Work to complete:
Repeat the material exactly as it appears.

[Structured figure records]

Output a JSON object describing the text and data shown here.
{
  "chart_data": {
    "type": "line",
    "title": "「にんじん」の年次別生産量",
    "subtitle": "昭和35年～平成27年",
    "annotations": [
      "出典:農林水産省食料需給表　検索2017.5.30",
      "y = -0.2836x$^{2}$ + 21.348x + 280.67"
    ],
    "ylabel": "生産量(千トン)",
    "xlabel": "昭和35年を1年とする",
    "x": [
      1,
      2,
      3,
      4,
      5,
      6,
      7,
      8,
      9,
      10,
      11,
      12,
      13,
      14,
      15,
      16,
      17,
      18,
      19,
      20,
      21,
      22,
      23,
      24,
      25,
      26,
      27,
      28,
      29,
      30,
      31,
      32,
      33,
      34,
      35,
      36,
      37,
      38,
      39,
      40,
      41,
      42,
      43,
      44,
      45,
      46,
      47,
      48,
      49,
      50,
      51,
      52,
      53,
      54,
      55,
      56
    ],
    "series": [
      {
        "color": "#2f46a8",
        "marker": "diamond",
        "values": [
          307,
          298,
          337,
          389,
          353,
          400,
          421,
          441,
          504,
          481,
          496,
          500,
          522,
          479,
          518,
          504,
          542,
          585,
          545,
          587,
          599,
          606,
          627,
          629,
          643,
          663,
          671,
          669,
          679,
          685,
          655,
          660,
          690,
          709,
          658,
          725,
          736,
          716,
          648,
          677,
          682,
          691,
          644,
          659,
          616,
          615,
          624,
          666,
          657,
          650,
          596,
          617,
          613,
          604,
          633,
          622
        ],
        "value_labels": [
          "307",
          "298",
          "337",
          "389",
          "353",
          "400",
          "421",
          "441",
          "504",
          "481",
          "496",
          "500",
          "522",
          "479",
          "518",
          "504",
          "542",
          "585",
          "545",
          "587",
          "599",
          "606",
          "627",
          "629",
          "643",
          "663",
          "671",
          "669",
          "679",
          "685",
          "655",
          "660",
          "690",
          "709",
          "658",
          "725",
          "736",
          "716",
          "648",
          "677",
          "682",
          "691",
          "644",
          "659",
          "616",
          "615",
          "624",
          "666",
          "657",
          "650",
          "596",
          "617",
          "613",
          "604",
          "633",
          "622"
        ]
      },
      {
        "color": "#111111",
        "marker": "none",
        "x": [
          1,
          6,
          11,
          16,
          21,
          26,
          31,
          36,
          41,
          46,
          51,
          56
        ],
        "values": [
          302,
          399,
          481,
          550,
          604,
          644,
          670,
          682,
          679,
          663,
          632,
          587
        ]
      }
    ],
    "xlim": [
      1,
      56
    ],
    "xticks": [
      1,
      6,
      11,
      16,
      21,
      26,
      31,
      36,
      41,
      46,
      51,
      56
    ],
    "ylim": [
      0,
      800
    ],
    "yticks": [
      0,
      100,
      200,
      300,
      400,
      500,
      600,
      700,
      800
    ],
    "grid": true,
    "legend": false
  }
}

Solution to this problem:
Output a JSON object describing the text and data shown here.
{
  "chart_data": {
    "type": "line",
    "title": "「にんじん」の年次別生産量",
    "subtitle": "昭和35年～平成27年",
    "annotations": [
      "出典:農林水産省食料需給表　検索2017.5.30",
      "y = -0.2836x$^{2}$ + 21.348x + 280.67"
    ],
    "ylabel": "生産量(千トン)",
    "xlabel": "昭和35年を1年とする",
    "x": [
      1,
      2,
      3,
      4,
      5,
      6,
      7,
      8,
      9,
      10,
      11,
      12,
      13,
      14,
      15,
      16,
      17,
      18,
      19,
      20,
      21,
      22,
      23,
      24,
      25,
      26,
      27,
      28,
      29,
      30,
      31,
      32,
      33,
      34,
      35,
      36,
      37,
      38,
      39,
      40,
      41,
      42,
      43,
      44,
      45,
      46,
      47,
      48,
      49,
      50,
      51,
      52,
      53,
      54,
      55,
      56
    ],
    "series": [
      {
        "color": "#2f46a8",
        "marker": "diamond",
        "values": [
          307,
          298,
          337,
          389,
          353,
          400,
          421,
          441,
          504,
          481,
          496,
          500,
          522,
          479,
          518,
          504,
          542,
          585,
          545,
          587,
          599,
          606,
          627,
          629,
          643,
          663,
          671,
          669,
          679,
          685,
          655,
          660,
          690,
          709,
          658,
          725,
          736,
          716,
          648,
          677,
          682,
          691,
          644,
          659,
          616,
          615,
          624,
          666,
          657,
          650,
          596,
          617,
          613,
          604,
          633,
          622
        ],
        "value_labels": [
          "307",
          "298",
          "337",
          "389",
          "353",
          "400",
          "421",
          "441",
          "504",
          "481",
          "496",
          "500",
          "522",
          "479",
          "518",
          "504",
          "542",
          "585",
          "545",
          "587",
          "599",
          "606",
          "627",
          "629",
          "643",
          "663",
          "671",
          "669",
          "679",
          "685",
          "655",
          "660",
          "690",
          "709",
          "658",
          "725",
          "736",
          "716",
          "648",
          "677",
          "682",
          "691",
          "644",
          "659",
          "616",
          "615",
          "624",
          "666",
          "657",
          "650",
          "596",
          "617",
          "613",
          "604",
          "633",
          "622"
        ]
      },
      {
        "color": "#111111",
        "marker": "none",
        "x": [
          1,
          6,
          11,
          16,
          21,
          26,
          31,
          36,
          41,
          46,
          51,
          56
        ],
        "values": [
          302,
          399,
          481,
          550,
          604,
          644,
          670,
          682,
          679,
          663,
          632,
          587
        ]
      }
    ],
    "xlim": [
      1,
      56
    ],
    "xticks": [
      1,
      6,
      11,
      16,
      21,
      26,
      31,
      36,
      41,
      46,
      51,
      56
    ],
    "ylim": [
      0,
      800
    ],
    "yticks": [
      0,
      100,
      200,
      300,
      400,
      500,
      600,
      700,
      800
    ],
    "grid": true,
    "legend": false
  }
}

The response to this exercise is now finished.